**DOCUMENT TEXT**
What this means for you
If you're an Illinois state's attorney or assistant state's attorney
The opinion is your authority to disclose LEADS-derived favorable evidence. In practice:
- When you pull a LEADS report on a witness or suspect, treat it like any other source of potentially favorable information. Read it for Brady and Giglio material (impeachment, prior convictions, pending charges, juvenile adjudications, probation status).
- If you find favorable material, do not simply photocopy the LEADS printout and hand it over. Instead, extract the discoverable content, summarize or quote it in a separate document, and disclose that. The opinion specifically says the office may "fulfill this discovery obligation by obtaining any discoverable LEADS information, reducing that information to writing, and then tendering that information to the defense without tendering the LEADS printout wholesale."
- Keep a record of what you found and what you disclosed. The Illinois Attorney Registration and Disciplinary Commission has indicated it follows the ABA's reading of Rule 3.8(d), a broader ethical duty than Brady itself.
- If you are not sure whether something is discoverable, ask the trial court to review it in camera under People v. Bean and Pennsylvania v. Ritchie. The trial court can balance the LEADS confidentiality concerns against the defendant's due-process rights.
- For information that originates in the federal Interstate Identification Index or NCIC (rather than state-only data), be especially cautious. 28 C.F.R. § 20.33 has tighter rules and the FBI has historically required the prosecutor to act through a court order or extract favorable content rather than disseminate the FBI-sourced printout.
If you're a criminal defense attorney or public defender
You cannot directly query LEADS. But under this opinion, you can request from the State's Attorney's office any LEADS-derived material that bears on:
- prior convictions of State witnesses (Rule 412(a)(vi));
- pending criminal charges, juvenile adjudications, or probation status of State witnesses, where impeaching (Rule 412(c) plus Williams, Sharrod, Preatty);
- criminal history of any third party that connects to an alternate-suspect theory (People v. Plummer, People v. Olinger).

**SHORT EXERCISE 1**
Duplicate the passage of the LEADS disclosure guidance word for word, beginning at the words "- For information" and stopping after "the FBI-sourced printout.".
**SHORT EXERCISE 2**
Go on with the guidance on disclosing LEADS information, picking up after its final line.

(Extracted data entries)
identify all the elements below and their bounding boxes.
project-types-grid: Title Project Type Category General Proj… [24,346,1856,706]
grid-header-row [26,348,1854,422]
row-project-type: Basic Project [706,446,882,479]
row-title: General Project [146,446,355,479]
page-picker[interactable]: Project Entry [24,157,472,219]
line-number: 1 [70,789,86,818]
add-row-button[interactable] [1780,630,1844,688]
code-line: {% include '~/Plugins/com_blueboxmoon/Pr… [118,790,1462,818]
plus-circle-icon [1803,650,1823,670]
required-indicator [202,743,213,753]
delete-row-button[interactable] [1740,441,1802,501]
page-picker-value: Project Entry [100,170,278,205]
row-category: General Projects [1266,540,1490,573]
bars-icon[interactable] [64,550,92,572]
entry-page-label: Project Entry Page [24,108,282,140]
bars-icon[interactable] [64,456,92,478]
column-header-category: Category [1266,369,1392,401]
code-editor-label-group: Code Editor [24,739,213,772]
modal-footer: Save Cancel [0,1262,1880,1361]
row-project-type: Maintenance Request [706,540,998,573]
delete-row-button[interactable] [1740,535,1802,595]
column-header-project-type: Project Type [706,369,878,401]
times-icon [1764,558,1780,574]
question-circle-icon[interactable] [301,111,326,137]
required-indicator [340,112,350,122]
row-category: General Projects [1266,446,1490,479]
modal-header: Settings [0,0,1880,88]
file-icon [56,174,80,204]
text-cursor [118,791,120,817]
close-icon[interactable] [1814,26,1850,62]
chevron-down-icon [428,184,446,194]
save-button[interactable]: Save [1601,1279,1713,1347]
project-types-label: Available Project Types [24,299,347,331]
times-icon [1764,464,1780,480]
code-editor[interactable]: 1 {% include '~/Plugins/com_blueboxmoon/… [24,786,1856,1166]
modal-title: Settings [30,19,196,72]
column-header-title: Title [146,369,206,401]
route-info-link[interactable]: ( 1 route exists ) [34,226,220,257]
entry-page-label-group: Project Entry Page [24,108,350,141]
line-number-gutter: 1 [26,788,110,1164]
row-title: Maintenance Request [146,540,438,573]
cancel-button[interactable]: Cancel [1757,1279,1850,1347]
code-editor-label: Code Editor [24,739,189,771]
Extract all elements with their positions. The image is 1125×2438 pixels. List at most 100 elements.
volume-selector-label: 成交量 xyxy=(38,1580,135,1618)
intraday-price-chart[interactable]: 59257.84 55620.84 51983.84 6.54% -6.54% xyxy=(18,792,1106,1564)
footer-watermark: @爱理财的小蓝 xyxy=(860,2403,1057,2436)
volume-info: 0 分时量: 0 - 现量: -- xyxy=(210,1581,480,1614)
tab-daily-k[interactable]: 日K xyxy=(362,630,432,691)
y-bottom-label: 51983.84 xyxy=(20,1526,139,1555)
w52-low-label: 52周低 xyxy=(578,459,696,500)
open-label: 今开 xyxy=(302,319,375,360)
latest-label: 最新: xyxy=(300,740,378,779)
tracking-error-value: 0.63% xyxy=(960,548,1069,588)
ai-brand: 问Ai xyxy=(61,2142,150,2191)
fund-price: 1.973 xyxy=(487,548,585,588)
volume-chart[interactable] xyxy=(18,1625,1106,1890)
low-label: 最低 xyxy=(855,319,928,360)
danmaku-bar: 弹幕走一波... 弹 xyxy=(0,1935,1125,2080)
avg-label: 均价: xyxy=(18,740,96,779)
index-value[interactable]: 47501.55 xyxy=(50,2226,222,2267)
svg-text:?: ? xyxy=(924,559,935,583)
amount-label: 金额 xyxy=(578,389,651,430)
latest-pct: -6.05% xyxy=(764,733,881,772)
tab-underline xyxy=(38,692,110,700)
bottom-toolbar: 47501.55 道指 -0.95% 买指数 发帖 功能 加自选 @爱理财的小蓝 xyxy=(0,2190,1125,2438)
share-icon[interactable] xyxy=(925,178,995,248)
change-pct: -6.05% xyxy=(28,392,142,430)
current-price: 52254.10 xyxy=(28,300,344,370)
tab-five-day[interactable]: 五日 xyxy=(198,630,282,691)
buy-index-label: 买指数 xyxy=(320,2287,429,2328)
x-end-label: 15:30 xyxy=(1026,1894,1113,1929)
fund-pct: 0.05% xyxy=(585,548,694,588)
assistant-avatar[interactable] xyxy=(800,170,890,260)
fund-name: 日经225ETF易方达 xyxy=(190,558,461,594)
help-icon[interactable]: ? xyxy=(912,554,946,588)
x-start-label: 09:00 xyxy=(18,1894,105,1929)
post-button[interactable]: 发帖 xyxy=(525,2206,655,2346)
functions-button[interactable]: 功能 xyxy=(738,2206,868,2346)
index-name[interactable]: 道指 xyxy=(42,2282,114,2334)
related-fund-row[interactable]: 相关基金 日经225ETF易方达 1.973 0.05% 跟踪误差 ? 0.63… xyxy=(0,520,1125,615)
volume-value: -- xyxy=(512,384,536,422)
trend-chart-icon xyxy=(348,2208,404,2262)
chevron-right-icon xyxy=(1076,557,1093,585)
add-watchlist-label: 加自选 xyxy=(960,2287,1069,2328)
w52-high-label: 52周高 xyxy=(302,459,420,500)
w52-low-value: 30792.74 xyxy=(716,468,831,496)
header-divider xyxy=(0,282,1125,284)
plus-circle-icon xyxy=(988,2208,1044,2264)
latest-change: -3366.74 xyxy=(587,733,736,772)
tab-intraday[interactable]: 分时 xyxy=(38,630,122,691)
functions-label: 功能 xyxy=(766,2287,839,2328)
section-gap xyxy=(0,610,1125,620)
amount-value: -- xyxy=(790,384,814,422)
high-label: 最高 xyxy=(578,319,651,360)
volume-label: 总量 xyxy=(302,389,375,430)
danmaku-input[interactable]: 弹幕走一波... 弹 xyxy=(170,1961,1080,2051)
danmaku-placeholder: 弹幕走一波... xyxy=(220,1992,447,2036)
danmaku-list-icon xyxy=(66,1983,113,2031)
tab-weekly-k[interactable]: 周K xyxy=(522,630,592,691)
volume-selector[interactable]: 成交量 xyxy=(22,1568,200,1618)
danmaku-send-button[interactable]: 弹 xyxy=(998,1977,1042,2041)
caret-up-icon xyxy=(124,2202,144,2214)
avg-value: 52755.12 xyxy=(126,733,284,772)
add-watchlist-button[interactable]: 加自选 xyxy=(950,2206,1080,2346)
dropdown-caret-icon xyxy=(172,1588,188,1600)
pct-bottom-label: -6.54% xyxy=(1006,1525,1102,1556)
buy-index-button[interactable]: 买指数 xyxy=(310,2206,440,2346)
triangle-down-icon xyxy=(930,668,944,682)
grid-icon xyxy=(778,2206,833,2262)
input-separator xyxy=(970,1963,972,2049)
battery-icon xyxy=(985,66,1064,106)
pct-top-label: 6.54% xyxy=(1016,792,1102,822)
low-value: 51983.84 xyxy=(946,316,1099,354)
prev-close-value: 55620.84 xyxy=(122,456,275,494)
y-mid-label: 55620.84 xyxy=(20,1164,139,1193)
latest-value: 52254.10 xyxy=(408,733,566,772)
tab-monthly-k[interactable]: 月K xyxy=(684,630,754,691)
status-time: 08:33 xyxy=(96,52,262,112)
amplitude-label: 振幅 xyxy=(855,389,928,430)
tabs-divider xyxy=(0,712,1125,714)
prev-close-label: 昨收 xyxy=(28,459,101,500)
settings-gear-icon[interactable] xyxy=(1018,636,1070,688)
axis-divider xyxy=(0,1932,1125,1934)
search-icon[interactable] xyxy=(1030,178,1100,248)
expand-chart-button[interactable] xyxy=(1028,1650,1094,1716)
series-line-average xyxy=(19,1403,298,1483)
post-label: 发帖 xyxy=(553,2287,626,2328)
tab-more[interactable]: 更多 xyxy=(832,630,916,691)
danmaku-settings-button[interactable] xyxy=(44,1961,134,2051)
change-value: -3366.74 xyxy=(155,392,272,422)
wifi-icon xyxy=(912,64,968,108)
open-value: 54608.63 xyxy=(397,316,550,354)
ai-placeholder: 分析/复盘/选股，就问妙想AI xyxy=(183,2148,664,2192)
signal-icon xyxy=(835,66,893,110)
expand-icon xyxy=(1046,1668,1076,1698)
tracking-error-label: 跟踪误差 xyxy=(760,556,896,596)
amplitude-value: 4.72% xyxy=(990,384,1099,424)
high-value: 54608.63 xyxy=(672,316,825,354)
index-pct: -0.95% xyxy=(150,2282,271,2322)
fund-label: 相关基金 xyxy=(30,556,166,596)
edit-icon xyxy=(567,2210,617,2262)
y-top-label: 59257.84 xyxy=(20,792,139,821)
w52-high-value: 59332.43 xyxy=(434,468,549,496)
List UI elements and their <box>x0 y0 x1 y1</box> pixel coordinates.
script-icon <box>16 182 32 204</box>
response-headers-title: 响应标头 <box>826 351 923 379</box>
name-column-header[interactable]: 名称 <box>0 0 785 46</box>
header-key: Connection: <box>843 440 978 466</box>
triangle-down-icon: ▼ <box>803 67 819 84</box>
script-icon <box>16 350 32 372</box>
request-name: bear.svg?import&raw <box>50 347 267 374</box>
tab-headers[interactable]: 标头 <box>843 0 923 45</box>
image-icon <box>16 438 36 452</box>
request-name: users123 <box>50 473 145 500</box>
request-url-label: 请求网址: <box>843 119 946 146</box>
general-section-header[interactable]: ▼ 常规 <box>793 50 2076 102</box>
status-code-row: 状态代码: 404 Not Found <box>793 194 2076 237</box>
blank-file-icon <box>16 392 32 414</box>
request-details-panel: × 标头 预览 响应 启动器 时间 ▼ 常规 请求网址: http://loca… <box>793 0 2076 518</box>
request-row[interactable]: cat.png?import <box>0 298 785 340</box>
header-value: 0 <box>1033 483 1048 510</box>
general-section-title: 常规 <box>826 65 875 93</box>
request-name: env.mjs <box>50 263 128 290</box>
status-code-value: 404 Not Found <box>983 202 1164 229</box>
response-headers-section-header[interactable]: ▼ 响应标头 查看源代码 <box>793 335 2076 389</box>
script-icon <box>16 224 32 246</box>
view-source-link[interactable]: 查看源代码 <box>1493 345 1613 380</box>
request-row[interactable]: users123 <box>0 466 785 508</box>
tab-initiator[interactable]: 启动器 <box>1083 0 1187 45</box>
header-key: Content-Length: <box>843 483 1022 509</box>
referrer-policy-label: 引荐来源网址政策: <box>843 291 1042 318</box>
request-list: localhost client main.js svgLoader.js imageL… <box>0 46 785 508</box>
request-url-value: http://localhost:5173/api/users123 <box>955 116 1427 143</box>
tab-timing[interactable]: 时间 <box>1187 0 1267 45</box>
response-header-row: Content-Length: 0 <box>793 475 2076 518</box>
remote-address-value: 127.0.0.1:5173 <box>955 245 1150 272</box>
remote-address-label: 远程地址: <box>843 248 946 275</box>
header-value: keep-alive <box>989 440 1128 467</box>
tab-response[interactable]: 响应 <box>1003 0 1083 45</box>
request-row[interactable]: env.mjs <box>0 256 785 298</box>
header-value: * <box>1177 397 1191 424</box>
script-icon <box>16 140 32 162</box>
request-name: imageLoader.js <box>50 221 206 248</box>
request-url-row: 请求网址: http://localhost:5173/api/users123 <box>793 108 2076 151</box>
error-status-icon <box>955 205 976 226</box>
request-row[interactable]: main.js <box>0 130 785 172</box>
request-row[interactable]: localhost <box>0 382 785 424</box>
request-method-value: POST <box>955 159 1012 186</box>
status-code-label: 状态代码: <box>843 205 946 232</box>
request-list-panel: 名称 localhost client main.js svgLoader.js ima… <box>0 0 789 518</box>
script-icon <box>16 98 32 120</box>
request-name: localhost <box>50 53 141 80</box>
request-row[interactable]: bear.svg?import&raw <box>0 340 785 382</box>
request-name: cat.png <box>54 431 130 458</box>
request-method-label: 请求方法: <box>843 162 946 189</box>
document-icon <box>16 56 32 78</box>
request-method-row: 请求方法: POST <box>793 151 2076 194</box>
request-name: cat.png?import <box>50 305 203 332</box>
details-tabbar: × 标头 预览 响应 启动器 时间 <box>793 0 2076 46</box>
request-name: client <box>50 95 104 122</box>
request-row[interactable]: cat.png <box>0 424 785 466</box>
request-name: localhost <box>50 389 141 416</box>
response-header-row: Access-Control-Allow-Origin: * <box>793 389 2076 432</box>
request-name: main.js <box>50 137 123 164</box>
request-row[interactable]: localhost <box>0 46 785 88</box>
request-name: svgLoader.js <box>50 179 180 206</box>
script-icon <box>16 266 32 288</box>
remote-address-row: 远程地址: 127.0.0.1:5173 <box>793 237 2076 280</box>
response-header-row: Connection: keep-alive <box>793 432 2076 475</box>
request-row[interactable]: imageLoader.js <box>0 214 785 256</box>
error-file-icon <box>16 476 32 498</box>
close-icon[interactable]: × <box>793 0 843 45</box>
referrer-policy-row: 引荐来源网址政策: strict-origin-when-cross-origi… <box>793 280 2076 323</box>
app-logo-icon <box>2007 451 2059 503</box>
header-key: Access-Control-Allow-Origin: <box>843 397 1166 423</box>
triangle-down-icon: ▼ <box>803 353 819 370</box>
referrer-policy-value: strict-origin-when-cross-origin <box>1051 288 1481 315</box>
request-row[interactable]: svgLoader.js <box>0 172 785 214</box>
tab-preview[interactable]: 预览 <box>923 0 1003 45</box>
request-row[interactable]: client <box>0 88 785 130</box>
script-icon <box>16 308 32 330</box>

**FINAL ANSWER 1**
- For information that originates in the federal Interstate Identification Index or NCIC (rather than state-only data), be especially cautious. 28 C.F.R. § 20.33 has tighter rules and the FBI has historically required the prosecutor to act through a court order or extract favorable content rather than disseminate the FBI-sourced printout.

**FINAL ANSWER 2**
When the State produces LEADS information, you may receive a written summary or extract rather than the original printout. That is permitted under this opinion. If you suspect the State has not extracted everything Brady requires, you can move for in camera review by the trial court. You can also ask the court to enter a discovery order specifically directing the State to query LEADS for impeachment material on its key witnesses.
If you're a sworn officer or LEADS user
Nothing in this opinion changes your direct LEADS access rules. The opinion is about what prosecutors do with information they obtain through proper LEADS channels and then realize includes Brady material. Continue to comply with 20 Ill. Adm. Code Part 1240 on direct queries, terminal access, and audit requirements. The disclosure decision is the prosecutor's, not yours.
If you're a trial judge
The opinion gives you a clear in camera review role. When the State and defense disagree about whether particular LEADS-sourced information must be disclosed (or about the form of disclosure), you can review the LEADS report or extract privately and decide. Illinois Supreme Court Rule 415(e) anticipates this exact mixed-content scenario, and Rule 415(d) allows protective orders that adjust the time, place, recipient, or use of disclosures.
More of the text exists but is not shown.